> Set exercise
Quote the records below in full, exactly as given, with the images taken out.

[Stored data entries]
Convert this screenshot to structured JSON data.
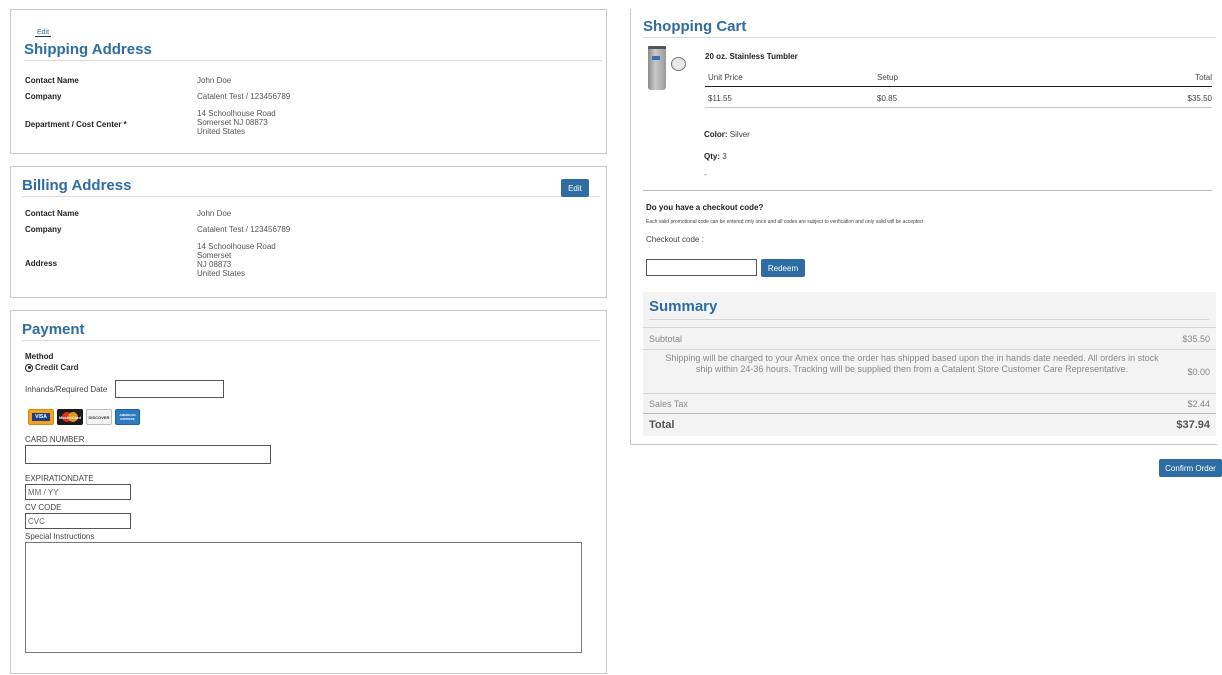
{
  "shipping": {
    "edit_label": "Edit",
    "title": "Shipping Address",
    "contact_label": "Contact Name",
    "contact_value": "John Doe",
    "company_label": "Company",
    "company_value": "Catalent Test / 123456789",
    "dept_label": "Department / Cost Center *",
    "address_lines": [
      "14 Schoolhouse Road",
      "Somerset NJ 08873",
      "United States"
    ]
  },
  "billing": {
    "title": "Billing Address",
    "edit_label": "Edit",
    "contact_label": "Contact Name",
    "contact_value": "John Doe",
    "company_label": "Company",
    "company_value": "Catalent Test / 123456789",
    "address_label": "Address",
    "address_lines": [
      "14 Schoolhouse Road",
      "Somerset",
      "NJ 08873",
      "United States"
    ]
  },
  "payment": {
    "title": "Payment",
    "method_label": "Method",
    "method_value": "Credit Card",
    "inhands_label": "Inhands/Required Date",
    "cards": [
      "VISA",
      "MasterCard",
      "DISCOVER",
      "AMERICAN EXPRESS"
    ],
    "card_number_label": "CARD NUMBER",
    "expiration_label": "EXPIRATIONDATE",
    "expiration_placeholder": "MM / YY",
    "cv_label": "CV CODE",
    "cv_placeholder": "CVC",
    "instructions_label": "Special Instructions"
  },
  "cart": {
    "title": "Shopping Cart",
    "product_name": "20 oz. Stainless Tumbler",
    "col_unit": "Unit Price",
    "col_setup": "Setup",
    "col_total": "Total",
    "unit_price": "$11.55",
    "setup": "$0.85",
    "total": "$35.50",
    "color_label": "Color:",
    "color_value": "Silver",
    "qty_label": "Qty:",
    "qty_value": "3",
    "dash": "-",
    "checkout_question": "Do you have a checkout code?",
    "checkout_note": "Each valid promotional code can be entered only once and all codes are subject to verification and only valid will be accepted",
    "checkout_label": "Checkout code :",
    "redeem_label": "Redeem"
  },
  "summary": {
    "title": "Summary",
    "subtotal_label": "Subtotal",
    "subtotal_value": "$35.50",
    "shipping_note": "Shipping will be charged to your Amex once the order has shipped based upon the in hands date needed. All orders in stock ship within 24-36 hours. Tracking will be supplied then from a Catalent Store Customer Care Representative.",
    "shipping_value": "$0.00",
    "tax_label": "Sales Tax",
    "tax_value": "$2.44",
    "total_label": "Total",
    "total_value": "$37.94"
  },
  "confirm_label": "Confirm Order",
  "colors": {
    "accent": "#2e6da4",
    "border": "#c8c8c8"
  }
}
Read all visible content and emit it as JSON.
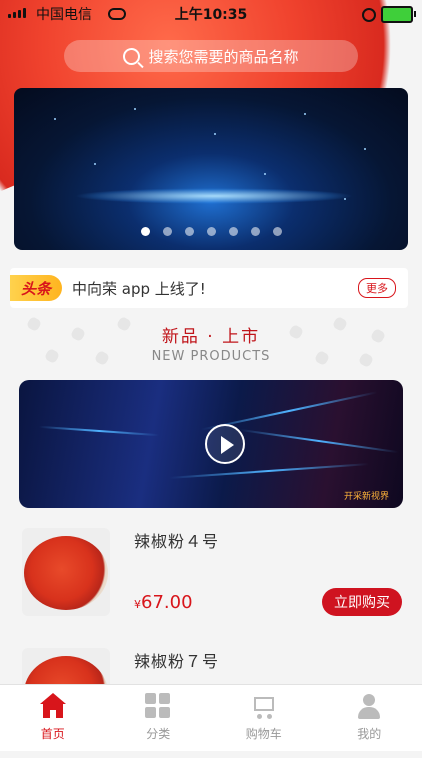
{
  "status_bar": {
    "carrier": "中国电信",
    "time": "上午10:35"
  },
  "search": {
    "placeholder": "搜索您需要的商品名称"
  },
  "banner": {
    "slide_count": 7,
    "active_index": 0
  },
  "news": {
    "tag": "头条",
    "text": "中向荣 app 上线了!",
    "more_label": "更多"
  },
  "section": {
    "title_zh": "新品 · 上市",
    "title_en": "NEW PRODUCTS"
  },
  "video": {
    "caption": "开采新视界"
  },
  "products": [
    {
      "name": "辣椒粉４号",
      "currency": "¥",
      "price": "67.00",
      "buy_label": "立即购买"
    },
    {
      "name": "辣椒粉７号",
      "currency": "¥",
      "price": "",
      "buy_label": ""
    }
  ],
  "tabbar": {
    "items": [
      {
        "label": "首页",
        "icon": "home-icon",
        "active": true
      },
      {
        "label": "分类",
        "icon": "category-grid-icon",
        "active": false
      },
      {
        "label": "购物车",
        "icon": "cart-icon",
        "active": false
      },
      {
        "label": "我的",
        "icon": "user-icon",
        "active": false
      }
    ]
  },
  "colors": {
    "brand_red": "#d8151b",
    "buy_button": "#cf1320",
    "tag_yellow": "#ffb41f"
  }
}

> Right answer
Convert this screenshot to structured JSON data.
{
  "shipping": {
    "edit_label": "Edit",
    "title": "Shipping Address",
    "contact_label": "Contact Name",
    "contact_value": "John Doe",
    "company_label": "Company",
    "company_value": "Catalent Test / 123456789",
    "dept_label": "Department / Cost Center *",
    "address_lines": [
      "14 Schoolhouse Road",
      "Somerset NJ 08873",
      "United States"
    ]
  },
  "billing": {
    "title": "Billing Address",
    "edit_label": "Edit",
    "contact_label": "Contact Name",
    "contact_value": "John Doe",
    "company_label": "Company",
    "company_value": "Catalent Test / 123456789",
    "address_label": "Address",
    "address_lines": [
      "14 Schoolhouse Road",
      "Somerset",
      "NJ 08873",
      "United States"
    ]
  },
  "payment": {
    "title": "Payment",
    "method_label": "Method",
    "method_value": "Credit Card",
    "inhands_label": "Inhands/Required Date",
    "cards": [
      "VISA",
      "MasterCard",
      "DISCOVER",
      "AMERICAN EXPRESS"
    ],
    "card_number_label": "CARD NUMBER",
    "expiration_label": "EXPIRATIONDATE",
    "expiration_placeholder": "MM / YY",
    "cv_label": "CV CODE",
    "cv_placeholder": "CVC",
    "instructions_label": "Special Instructions"
  },
  "cart": {
    "title": "Shopping Cart",
    "product_name": "20 oz. Stainless Tumbler",
    "col_unit": "Unit Price",
    "col_setup": "Setup",
    "col_total": "Total",
    "unit_price": "$11.55",
    "setup": "$0.85",
    "total": "$35.50",
    "color_label": "Color:",
    "color_value": "Silver",
    "qty_label": "Qty:",
    "qty_value": "3",
    "dash": "-",
    "checkout_question": "Do you have a checkout code?",
    "checkout_note": "Each valid promotional code can be entered only once and all codes are subject to verification and only valid will be accepted",
    "checkout_label": "Checkout code :",
    "redeem_label": "Redeem"
  },
  "summary": {
    "title": "Summary",
    "subtotal_label": "Subtotal",
    "subtotal_value": "$35.50",
    "shipping_note": "Shipping will be charged to your Amex once the order has shipped based upon the in hands date needed. All orders in stock ship within 24-36 hours. Tracking will be supplied then from a Catalent Store Customer Care Representative.",
    "shipping_value": "$0.00",
    "tax_label": "Sales Tax",
    "tax_value": "$2.44",
    "total_label": "Total",
    "total_value": "$37.94"
  },
  "confirm_label": "Confirm Order",
  "colors": {
    "accent": "#2e6da4",
    "border": "#c8c8c8"
  }
}
Read all visible content and emit it as JSON.
{
  "status_bar": {
    "carrier": "中国电信",
    "time": "上午10:35"
  },
  "search": {
    "placeholder": "搜索您需要的商品名称"
  },
  "banner": {
    "slide_count": 7,
    "active_index": 0
  },
  "news": {
    "tag": "头条",
    "text": "中向荣 app 上线了!",
    "more_label": "更多"
  },
  "section": {
    "title_zh": "新品 · 上市",
    "title_en": "NEW PRODUCTS"
  },
  "video": {
    "caption": "开采新视界"
  },
  "products": [
    {
      "name": "辣椒粉４号",
      "currency": "¥",
      "price": "67.00",
      "buy_label": "立即购买"
    },
    {
      "name": "辣椒粉７号",
      "currency": "¥",
      "price": "",
      "buy_label": ""
    }
  ],
  "tabbar": {
    "items": [
      {
        "label": "首页",
        "icon": "home-icon",
        "active": true
      },
      {
        "label": "分类",
        "icon": "category-grid-icon",
        "active": false
      },
      {
        "label": "购物车",
        "icon": "cart-icon",
        "active": false
      },
      {
        "label": "我的",
        "icon": "user-icon",
        "active": false
      }
    ]
  },
  "colors": {
    "brand_red": "#d8151b",
    "buy_button": "#cf1320",
    "tag_yellow": "#ffb41f"
  }
}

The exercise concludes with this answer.